(Records from a collection)
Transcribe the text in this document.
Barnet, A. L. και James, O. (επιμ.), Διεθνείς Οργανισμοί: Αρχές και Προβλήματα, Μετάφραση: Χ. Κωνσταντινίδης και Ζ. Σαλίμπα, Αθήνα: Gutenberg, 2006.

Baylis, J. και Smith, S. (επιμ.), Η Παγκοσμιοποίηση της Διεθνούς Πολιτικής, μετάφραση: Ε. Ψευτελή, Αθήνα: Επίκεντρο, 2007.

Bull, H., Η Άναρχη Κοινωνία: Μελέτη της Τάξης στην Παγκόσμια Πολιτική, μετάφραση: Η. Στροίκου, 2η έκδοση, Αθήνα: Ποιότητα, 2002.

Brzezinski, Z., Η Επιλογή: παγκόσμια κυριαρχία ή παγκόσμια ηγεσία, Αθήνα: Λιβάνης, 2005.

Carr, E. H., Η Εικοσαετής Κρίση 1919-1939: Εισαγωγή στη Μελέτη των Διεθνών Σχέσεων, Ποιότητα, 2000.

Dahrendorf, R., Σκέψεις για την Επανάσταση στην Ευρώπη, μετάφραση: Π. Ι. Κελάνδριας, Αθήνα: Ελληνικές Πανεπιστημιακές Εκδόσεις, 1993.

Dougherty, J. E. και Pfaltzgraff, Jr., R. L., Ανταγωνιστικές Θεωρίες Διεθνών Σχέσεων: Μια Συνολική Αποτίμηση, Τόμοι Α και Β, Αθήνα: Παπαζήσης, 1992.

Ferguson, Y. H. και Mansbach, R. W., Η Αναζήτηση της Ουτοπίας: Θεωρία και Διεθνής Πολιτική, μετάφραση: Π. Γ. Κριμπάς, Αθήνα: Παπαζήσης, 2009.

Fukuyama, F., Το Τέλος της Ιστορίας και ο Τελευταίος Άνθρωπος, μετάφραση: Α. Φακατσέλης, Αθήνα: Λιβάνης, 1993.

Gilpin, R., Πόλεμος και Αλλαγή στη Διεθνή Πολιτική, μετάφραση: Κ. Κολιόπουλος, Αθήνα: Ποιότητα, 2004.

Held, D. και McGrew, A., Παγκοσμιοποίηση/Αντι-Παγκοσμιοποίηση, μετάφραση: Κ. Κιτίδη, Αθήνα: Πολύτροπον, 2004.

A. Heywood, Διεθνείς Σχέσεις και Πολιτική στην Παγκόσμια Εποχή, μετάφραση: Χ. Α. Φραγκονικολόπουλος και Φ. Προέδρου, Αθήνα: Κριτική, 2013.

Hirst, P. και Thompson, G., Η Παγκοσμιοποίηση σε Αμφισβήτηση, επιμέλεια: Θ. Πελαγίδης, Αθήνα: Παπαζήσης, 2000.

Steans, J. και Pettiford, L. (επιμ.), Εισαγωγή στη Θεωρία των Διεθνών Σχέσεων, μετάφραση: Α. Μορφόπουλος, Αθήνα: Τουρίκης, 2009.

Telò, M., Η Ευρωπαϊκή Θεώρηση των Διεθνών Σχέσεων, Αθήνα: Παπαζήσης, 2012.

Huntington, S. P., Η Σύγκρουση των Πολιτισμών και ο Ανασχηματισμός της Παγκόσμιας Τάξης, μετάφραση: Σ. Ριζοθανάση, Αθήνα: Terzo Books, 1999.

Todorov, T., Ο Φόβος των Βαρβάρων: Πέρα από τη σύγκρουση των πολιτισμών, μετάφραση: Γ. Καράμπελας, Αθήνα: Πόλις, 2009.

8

## Aim
Take the listing above and set it down exactly.

## Solution for this task
Transcribe the text in this document.
Barnet, A. L. και James, O. (επιμ.), Διεθνείς Οργανισμοί: Αρχές και Προβλήματα, Μετάφραση: Χ. Κωνσταντινίδης και Ζ. Σαλίμπα, Αθήνα: Gutenberg, 2006.

Baylis, J. και Smith, S. (επιμ.), Η Παγκοσμιοποίηση της Διεθνούς Πολιτικής, μετάφραση: Ε. Ψευτελή, Αθήνα: Επίκεντρο, 2007.

Bull, H., Η Άναρχη Κοινωνία: Μελέτη της Τάξης στην Παγκόσμια Πολιτική, μετάφραση: Η. Στροίκου, 2η έκδοση, Αθήνα: Ποιότητα, 2002.

Brzezinski, Z., Η Επιλογή: παγκόσμια κυριαρχία ή παγκόσμια ηγεσία, Αθήνα: Λιβάνης, 2005.

Carr, E. H., Η Εικοσαετής Κρίση 1919-1939: Εισαγωγή στη Μελέτη των Διεθνών Σχέσεων, Ποιότητα, 2000.

Dahrendorf, R., Σκέψεις για την Επανάσταση στην Ευρώπη, μετάφραση: Π. Ι. Κελάνδριας, Αθήνα: Ελληνικές Πανεπιστημιακές Εκδόσεις, 1993.

Dougherty, J. E. και Pfaltzgraff, Jr., R. L., Ανταγωνιστικές Θεωρίες Διεθνών Σχέσεων: Μια Συνολική Αποτίμηση, Τόμοι Α και Β, Αθήνα: Παπαζήσης, 1992.

Ferguson, Y. H. και Mansbach, R. W., Η Αναζήτηση της Ουτοπίας: Θεωρία και Διεθνής Πολιτική, μετάφραση: Π. Γ. Κριμπάς, Αθήνα: Παπαζήσης, 2009.

Fukuyama, F., Το Τέλος της Ιστορίας και ο Τελευταίος Άνθρωπος, μετάφραση: Α. Φακατσέλης, Αθήνα: Λιβάνης, 1993.

Gilpin, R., Πόλεμος και Αλλαγή στη Διεθνή Πολιτική, μετάφραση: Κ. Κολιόπουλος, Αθήνα: Ποιότητα, 2004.

Held, D. και McGrew, A., Παγκοσμιοποίηση/Αντι-Παγκοσμιοποίηση, μετάφραση: Κ. Κιτίδη, Αθήνα: Πολύτροπον, 2004.

A. Heywood, Διεθνείς Σχέσεις και Πολιτική στην Παγκόσμια Εποχή, μετάφραση: Χ. Α. Φραγκονικολόπουλος και Φ. Προέδρου, Αθήνα: Κριτική, 2013.

Hirst, P. και Thompson, G., Η Παγκοσμιοποίηση σε Αμφισβήτηση, επιμέλεια: Θ. Πελαγίδης, Αθήνα: Παπαζήσης, 2000.

Steans, J. και Pettiford, L. (επιμ.), Εισαγωγή στη Θεωρία των Διεθνών Σχέσεων, μετάφραση: Α. Μορφόπουλος, Αθήνα: Τουρίκης, 2009.

Telò, M., Η Ευρωπαϊκή Θεώρηση των Διεθνών Σχέσεων, Αθήνα: Παπαζήσης, 2012.

Huntington, S. P., Η Σύγκρουση των Πολιτισμών και ο Ανασχηματισμός της Παγκόσμιας Τάξης, μετάφραση: Σ. Ριζοθανάση, Αθήνα: Terzo Books, 1999.

Todorov, T., Ο Φόβος των Βαρβάρων: Πέρα από τη σύγκρουση των πολιτισμών, μετάφραση: Γ. Καράμπελας, Αθήνα: Πόλις, 2009.

8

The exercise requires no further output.